--- GIVEN PROBLEM ---
Read the material below and tally how many lines hold the word "object", giving the number and nothing else.

# # # # #

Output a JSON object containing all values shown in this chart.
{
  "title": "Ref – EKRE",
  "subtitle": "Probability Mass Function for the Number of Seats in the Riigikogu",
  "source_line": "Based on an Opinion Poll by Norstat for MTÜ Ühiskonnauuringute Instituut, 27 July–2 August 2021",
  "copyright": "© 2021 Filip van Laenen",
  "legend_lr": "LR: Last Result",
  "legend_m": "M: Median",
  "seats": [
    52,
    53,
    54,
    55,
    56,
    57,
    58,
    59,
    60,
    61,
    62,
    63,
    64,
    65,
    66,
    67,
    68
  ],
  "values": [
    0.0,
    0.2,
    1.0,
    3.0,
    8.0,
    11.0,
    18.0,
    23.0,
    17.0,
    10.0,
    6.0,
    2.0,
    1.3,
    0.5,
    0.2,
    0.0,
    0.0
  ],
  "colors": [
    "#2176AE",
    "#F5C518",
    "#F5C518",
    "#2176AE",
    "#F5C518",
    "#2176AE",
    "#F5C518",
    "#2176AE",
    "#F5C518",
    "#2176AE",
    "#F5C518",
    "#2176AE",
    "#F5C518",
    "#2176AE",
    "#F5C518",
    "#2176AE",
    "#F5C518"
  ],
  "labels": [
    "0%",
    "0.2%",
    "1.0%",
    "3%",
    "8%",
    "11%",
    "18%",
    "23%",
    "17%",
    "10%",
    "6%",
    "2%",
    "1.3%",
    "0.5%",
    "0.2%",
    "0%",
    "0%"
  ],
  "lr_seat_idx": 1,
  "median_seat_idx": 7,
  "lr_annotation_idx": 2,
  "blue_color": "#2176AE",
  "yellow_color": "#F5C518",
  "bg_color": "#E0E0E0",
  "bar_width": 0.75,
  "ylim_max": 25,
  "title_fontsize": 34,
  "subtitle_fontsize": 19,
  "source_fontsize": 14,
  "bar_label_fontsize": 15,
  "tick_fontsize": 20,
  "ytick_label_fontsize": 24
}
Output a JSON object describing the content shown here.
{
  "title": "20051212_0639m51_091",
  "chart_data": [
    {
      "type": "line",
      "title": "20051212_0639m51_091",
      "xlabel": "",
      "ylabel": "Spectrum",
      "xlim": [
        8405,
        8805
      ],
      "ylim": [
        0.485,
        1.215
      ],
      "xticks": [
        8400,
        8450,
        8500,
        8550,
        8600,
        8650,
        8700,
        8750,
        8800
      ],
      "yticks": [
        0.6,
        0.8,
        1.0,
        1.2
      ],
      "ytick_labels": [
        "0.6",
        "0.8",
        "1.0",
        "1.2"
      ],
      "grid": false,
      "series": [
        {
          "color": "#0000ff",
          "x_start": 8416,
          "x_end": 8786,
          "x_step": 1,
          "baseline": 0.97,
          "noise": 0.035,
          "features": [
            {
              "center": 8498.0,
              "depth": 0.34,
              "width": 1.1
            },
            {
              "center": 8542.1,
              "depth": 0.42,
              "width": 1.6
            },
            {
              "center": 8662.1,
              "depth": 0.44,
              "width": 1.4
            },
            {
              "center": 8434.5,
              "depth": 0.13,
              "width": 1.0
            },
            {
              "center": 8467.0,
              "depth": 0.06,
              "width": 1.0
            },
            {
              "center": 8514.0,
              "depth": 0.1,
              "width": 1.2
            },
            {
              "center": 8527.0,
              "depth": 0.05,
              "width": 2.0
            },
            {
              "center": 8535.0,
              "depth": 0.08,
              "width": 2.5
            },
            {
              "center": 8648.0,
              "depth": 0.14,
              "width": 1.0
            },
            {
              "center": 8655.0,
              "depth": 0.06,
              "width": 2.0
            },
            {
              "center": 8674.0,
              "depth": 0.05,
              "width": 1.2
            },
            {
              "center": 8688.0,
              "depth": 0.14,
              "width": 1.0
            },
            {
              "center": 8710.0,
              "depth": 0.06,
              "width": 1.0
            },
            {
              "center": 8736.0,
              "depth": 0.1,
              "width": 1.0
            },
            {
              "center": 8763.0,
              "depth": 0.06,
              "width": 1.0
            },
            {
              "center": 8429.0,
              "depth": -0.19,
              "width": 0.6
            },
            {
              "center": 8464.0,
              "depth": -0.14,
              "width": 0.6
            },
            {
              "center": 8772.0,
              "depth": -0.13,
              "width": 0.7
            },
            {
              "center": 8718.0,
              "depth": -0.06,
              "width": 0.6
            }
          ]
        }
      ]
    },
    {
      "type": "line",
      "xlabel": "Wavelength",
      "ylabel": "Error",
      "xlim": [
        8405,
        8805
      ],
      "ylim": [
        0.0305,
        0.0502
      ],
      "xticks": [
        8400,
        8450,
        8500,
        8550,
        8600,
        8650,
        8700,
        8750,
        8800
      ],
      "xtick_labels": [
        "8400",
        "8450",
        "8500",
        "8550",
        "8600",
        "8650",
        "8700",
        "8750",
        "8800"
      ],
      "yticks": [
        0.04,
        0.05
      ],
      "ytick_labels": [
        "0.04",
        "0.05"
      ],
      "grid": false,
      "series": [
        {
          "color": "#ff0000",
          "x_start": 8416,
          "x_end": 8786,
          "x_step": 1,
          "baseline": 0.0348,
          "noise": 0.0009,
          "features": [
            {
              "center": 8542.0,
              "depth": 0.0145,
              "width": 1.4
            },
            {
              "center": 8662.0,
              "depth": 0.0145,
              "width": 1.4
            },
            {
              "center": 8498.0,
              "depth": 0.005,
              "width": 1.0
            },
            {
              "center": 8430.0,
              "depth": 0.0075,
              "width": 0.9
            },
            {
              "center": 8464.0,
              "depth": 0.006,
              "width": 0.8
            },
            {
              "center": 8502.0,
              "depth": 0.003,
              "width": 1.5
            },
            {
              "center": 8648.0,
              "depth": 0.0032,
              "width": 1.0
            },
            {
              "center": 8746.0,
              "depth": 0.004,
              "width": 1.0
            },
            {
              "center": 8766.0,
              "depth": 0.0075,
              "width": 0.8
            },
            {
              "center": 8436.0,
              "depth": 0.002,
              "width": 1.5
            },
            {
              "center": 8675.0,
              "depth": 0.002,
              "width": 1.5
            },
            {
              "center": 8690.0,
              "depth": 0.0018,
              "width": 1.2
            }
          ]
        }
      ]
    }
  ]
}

# # # # #

--- SOLVED EXERCISE ---
2